__Stored records__.
— BEGIN —
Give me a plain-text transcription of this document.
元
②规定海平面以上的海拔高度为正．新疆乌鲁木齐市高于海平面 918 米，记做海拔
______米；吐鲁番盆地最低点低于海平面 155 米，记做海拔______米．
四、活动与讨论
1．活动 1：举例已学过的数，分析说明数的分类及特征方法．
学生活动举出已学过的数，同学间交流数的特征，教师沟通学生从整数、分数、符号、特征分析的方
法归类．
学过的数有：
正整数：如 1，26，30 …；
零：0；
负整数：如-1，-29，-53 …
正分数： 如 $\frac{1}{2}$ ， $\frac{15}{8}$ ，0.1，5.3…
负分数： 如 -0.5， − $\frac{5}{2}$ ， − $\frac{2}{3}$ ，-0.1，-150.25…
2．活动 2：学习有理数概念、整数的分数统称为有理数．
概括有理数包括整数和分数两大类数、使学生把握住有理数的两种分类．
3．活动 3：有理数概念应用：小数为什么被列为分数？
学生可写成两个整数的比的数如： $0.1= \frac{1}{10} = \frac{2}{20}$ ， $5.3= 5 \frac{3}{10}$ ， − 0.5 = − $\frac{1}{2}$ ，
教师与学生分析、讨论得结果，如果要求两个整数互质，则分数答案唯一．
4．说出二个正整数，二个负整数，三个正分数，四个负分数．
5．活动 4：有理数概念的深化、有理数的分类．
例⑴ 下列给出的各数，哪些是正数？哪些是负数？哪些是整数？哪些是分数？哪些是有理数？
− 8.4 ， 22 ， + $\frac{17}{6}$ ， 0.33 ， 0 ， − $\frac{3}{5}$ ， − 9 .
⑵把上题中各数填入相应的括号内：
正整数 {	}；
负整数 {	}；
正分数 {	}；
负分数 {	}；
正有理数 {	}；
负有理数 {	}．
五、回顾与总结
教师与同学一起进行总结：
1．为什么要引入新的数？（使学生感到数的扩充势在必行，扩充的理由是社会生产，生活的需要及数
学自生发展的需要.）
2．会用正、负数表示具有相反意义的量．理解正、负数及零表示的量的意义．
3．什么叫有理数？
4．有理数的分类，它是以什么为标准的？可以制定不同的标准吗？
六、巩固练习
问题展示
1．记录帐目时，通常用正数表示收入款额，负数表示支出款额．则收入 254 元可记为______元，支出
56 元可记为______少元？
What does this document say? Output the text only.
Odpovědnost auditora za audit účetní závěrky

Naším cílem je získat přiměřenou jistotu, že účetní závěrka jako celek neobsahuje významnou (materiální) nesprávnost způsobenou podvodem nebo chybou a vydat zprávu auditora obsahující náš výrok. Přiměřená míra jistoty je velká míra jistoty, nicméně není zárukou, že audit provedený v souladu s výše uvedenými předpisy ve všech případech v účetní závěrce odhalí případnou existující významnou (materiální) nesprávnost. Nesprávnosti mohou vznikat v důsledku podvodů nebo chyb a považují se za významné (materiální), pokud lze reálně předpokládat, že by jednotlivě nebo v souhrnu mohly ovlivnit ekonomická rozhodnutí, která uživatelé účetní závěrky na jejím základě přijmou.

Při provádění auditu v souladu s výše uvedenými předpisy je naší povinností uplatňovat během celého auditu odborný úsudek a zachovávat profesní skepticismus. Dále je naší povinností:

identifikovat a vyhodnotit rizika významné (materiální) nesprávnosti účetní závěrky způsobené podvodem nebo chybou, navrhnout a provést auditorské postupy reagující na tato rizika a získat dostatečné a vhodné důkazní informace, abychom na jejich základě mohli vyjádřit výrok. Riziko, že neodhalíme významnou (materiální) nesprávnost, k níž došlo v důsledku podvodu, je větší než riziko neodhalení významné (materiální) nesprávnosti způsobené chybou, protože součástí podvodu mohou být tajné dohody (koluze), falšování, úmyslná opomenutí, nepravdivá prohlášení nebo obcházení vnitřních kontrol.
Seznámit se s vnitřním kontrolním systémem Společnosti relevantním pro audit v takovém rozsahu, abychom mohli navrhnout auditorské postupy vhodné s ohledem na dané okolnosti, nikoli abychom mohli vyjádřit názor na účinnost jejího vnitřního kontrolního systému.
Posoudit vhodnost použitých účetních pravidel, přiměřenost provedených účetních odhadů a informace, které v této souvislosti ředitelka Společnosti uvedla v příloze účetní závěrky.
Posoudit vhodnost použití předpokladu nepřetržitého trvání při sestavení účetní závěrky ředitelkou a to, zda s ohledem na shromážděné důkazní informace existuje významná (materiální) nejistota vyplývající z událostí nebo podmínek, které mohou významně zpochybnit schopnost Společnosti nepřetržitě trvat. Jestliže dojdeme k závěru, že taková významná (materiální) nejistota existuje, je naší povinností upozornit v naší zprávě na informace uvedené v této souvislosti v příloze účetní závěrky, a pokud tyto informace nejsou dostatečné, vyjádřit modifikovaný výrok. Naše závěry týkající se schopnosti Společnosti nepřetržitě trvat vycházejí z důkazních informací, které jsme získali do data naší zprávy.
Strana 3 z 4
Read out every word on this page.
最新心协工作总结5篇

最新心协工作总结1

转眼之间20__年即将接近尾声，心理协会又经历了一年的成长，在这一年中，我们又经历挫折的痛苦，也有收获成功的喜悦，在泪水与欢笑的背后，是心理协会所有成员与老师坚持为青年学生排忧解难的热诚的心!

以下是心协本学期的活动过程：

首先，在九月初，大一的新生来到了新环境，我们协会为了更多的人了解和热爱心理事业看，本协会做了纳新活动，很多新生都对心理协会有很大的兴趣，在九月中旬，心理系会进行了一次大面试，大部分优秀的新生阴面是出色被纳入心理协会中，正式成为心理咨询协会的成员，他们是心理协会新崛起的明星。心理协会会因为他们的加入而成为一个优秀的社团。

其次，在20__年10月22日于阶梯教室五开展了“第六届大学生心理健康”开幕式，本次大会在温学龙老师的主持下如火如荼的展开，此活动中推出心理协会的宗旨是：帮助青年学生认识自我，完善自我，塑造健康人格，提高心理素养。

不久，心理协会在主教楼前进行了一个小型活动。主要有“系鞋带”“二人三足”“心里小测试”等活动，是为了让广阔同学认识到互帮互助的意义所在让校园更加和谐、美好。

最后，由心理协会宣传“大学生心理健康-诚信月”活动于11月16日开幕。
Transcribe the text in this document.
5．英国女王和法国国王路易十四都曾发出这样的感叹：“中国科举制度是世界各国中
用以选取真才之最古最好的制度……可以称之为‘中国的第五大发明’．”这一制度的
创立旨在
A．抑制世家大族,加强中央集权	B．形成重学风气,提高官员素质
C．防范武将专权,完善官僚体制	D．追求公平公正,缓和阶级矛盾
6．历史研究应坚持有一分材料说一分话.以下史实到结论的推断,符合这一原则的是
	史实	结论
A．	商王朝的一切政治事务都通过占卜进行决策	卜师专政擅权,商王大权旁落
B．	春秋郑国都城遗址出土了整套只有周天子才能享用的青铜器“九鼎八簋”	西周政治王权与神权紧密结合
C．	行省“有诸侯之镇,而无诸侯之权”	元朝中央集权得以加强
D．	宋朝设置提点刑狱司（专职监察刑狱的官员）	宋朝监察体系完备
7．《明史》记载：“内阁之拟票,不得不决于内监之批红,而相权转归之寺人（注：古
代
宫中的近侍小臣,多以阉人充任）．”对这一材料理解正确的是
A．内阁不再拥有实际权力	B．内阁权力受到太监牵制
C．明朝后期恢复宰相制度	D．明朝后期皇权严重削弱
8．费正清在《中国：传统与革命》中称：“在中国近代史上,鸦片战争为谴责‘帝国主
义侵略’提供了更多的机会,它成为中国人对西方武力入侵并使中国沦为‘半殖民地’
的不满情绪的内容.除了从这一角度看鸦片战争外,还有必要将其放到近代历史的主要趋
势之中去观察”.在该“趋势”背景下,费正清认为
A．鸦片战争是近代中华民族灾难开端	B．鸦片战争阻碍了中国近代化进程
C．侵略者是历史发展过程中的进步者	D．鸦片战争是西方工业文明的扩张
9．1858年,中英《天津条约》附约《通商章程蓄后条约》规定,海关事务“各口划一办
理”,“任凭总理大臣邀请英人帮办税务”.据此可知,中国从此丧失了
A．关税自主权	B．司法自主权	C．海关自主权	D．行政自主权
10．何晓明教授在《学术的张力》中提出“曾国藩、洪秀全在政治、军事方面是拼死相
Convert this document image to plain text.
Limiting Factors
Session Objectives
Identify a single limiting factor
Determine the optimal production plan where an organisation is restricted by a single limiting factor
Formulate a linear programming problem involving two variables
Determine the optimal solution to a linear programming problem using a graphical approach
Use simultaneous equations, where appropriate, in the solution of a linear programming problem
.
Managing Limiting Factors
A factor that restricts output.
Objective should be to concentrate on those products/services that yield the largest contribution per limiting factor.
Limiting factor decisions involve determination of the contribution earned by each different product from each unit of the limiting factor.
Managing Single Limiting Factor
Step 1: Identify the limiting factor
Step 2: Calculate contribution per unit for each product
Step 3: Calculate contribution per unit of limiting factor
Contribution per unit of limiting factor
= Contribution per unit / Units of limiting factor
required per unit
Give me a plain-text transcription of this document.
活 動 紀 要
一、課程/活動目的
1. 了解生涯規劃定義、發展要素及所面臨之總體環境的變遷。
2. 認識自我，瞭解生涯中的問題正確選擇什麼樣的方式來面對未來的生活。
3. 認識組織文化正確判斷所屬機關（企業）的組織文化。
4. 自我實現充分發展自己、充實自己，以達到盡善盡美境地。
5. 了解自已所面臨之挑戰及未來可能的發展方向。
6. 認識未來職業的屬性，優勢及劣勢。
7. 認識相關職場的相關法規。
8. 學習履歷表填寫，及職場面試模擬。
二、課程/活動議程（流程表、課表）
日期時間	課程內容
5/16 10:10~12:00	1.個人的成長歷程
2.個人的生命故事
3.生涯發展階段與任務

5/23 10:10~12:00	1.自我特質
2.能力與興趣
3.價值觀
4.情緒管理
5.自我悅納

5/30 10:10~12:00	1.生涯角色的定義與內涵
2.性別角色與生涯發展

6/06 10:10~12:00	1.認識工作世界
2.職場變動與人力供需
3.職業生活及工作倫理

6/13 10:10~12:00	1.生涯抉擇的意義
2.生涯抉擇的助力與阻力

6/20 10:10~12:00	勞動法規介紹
— END —
__Direction__.
Find every line in the records that has the string "Posoudit", then state how many there are and nothing else.

__Task answer__.
2